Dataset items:

* BEGIN *

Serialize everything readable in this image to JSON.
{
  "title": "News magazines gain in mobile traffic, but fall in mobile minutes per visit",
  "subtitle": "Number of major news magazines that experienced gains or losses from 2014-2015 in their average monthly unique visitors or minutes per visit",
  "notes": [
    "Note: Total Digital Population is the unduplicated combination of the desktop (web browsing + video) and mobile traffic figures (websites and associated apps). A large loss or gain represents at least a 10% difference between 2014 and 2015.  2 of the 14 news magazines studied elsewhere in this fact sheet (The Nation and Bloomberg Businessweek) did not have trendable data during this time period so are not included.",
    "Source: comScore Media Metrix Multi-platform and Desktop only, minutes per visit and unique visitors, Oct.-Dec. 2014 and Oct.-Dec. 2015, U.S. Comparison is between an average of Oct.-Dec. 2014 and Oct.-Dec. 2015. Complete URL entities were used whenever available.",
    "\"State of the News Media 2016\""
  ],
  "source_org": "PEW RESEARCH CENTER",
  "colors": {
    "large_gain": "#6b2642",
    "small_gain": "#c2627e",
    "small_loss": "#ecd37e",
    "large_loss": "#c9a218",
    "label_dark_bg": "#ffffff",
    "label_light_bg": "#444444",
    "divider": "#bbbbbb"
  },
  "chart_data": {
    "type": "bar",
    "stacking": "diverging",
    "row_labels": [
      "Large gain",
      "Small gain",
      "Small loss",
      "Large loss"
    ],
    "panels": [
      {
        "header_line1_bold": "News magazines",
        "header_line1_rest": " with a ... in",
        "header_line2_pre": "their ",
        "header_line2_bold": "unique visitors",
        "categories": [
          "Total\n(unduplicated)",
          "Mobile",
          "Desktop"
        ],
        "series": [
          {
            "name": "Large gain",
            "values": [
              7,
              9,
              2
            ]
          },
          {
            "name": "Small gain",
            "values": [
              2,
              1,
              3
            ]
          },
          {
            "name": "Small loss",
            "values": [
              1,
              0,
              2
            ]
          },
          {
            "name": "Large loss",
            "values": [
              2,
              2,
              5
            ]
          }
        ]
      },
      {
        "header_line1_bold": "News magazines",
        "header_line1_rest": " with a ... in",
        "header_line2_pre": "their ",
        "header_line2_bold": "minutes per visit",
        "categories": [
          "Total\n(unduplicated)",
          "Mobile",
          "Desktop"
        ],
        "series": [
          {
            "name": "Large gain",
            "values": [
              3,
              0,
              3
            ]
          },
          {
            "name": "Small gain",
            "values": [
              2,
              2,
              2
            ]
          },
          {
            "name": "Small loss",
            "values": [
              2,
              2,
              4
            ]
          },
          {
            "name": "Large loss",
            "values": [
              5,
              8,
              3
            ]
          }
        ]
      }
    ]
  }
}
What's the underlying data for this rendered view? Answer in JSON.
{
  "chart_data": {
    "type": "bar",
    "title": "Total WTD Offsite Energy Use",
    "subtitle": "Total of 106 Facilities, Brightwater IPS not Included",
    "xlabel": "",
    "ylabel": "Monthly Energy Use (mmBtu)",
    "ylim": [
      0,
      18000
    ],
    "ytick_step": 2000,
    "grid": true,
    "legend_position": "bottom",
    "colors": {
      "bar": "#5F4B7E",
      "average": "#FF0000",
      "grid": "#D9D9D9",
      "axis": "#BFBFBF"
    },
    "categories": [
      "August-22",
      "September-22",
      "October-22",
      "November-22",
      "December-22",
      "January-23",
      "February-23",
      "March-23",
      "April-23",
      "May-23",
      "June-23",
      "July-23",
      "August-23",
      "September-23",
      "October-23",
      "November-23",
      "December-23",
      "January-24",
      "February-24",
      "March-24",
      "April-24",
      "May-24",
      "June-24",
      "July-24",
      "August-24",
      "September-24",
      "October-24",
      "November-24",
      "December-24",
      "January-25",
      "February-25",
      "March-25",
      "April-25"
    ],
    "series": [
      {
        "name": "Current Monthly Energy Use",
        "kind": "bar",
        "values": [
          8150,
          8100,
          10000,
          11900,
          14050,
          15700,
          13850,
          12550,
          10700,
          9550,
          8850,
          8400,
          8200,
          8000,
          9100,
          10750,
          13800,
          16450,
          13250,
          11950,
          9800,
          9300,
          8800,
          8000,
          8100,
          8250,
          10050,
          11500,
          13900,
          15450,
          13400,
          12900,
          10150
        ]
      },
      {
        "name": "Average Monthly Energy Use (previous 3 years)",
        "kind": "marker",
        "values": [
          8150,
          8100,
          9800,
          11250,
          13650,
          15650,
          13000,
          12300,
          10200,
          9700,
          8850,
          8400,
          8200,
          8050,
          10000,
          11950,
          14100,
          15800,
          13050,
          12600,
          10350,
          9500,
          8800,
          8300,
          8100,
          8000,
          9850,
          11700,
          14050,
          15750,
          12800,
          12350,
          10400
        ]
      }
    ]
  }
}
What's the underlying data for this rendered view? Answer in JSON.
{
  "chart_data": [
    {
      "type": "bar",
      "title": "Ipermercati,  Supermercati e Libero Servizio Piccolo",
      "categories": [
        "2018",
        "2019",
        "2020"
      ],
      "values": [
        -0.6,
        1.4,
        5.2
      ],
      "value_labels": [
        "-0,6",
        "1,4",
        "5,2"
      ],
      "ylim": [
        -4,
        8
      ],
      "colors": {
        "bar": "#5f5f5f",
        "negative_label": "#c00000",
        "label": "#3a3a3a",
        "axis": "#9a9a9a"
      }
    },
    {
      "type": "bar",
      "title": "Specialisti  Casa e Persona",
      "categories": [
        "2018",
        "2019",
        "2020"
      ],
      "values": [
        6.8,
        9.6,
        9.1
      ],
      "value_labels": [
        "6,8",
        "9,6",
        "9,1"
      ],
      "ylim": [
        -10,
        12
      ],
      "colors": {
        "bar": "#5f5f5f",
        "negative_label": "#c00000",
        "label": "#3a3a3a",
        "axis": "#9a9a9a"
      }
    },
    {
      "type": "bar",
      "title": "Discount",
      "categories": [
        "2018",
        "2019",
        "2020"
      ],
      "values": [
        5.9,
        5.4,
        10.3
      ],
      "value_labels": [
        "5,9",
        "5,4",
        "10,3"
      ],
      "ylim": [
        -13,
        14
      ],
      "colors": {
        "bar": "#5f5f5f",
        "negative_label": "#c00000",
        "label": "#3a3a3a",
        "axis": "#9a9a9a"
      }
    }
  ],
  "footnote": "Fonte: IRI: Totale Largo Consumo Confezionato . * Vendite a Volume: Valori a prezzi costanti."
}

* END *

REQUIREMENT:
Search the data for "September" and list every line in which it occurs.

COMPLETE RESPONSE:
      "September-22",
      "September-23",
      "September-24",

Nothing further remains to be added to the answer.